[Records from a data collection]
- - - - -

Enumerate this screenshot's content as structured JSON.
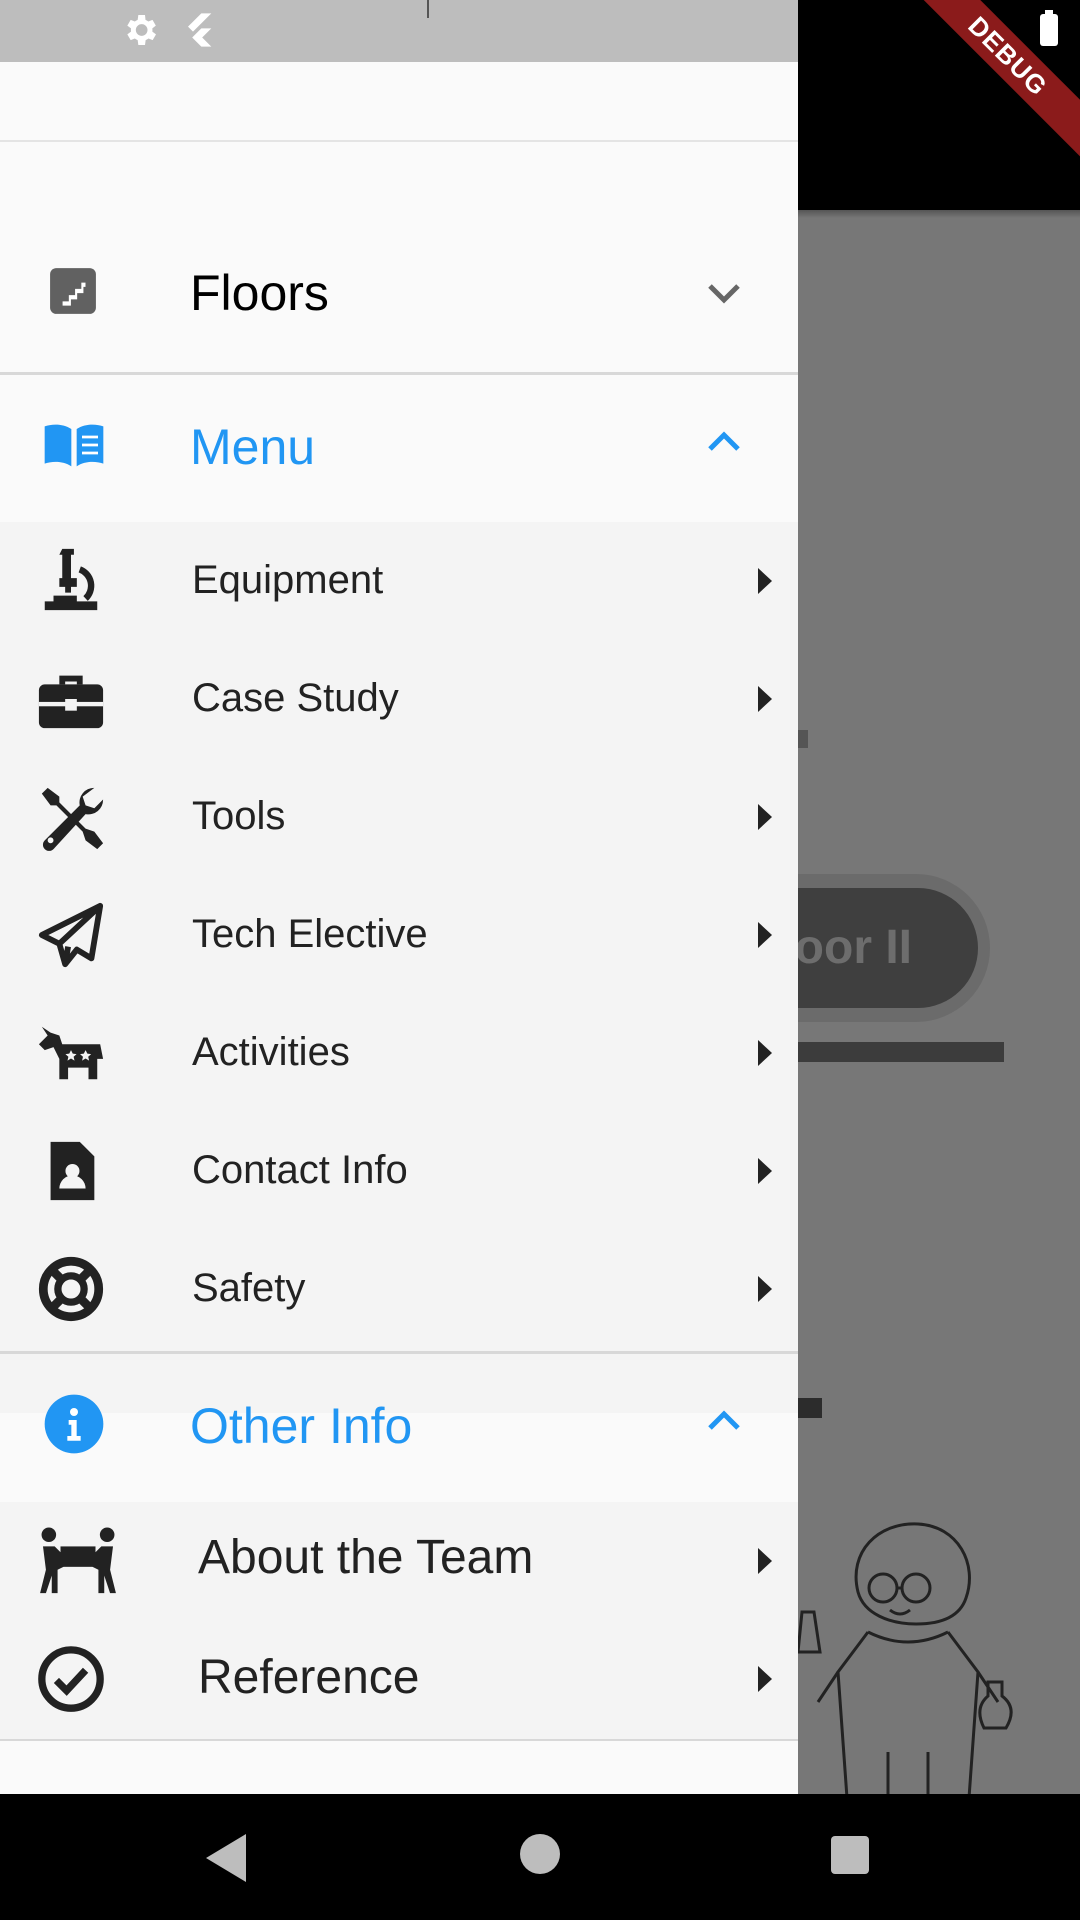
{
  "status_bar": {
    "icons": [
      "gear-icon",
      "flutter-icon",
      "battery-icon"
    ]
  },
  "debug_banner": "DEBUG",
  "background_page": {
    "button_label": "oor II"
  },
  "drawer": {
    "sections": [
      {
        "key": "floors",
        "title": "Floors",
        "icon": "stairs-icon",
        "expanded": false,
        "color": "#222222"
      },
      {
        "key": "menu",
        "title": "Menu",
        "icon": "book-open-icon",
        "expanded": true,
        "color": "#2196f3",
        "items": [
          {
            "label": "Equipment",
            "icon": "microscope-icon"
          },
          {
            "label": "Case Study",
            "icon": "briefcase-icon"
          },
          {
            "label": "Tools",
            "icon": "tools-icon"
          },
          {
            "label": "Tech Elective",
            "icon": "paper-plane-icon"
          },
          {
            "label": "Activities",
            "icon": "donkey-icon"
          },
          {
            "label": "Contact Info",
            "icon": "contact-file-icon"
          },
          {
            "label": "Safety",
            "icon": "life-ring-icon"
          }
        ]
      },
      {
        "key": "other",
        "title": "Other Info",
        "icon": "info-circle-icon",
        "expanded": true,
        "color": "#2196f3",
        "items": [
          {
            "label": "About the Team",
            "icon": "people-carry-icon"
          },
          {
            "label": "Reference",
            "icon": "check-circle-icon"
          }
        ]
      }
    ]
  },
  "nav_bar": {
    "icons": [
      "back-icon",
      "home-icon",
      "recents-icon"
    ]
  },
  "colors": {
    "accent": "#2196f3",
    "drawer_bg": "#fafafa",
    "submenu_bg": "#f4f4f4",
    "scrim": "#777777"
  }
}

- - - - -

• STATED TASK:
Print all entries exactly. The images do not belong in the copy.

• RESPONSE TO THE EXERCISE:
Enumerate this screenshot's content as structured JSON.
{
  "status_bar": {
    "icons": [
      "gear-icon",
      "flutter-icon",
      "battery-icon"
    ]
  },
  "debug_banner": "DEBUG",
  "background_page": {
    "button_label": "oor II"
  },
  "drawer": {
    "sections": [
      {
        "key": "floors",
        "title": "Floors",
        "icon": "stairs-icon",
        "expanded": false,
        "color": "#222222"
      },
      {
        "key": "menu",
        "title": "Menu",
        "icon": "book-open-icon",
        "expanded": true,
        "color": "#2196f3",
        "items": [
          {
            "label": "Equipment",
            "icon": "microscope-icon"
          },
          {
            "label": "Case Study",
            "icon": "briefcase-icon"
          },
          {
            "label": "Tools",
            "icon": "tools-icon"
          },
          {
            "label": "Tech Elective",
            "icon": "paper-plane-icon"
          },
          {
            "label": "Activities",
            "icon": "donkey-icon"
          },
          {
            "label": "Contact Info",
            "icon": "contact-file-icon"
          },
          {
            "label": "Safety",
            "icon": "life-ring-icon"
          }
        ]
      },
      {
        "key": "other",
        "title": "Other Info",
        "icon": "info-circle-icon",
        "expanded": true,
        "color": "#2196f3",
        "items": [
          {
            "label": "About the Team",
            "icon": "people-carry-icon"
          },
          {
            "label": "Reference",
            "icon": "check-circle-icon"
          }
        ]
      }
    ]
  },
  "nav_bar": {
    "icons": [
      "back-icon",
      "home-icon",
      "recents-icon"
    ]
  },
  "colors": {
    "accent": "#2196f3",
    "drawer_bg": "#fafafa",
    "submenu_bg": "#f4f4f4",
    "scrim": "#777777"
  }
}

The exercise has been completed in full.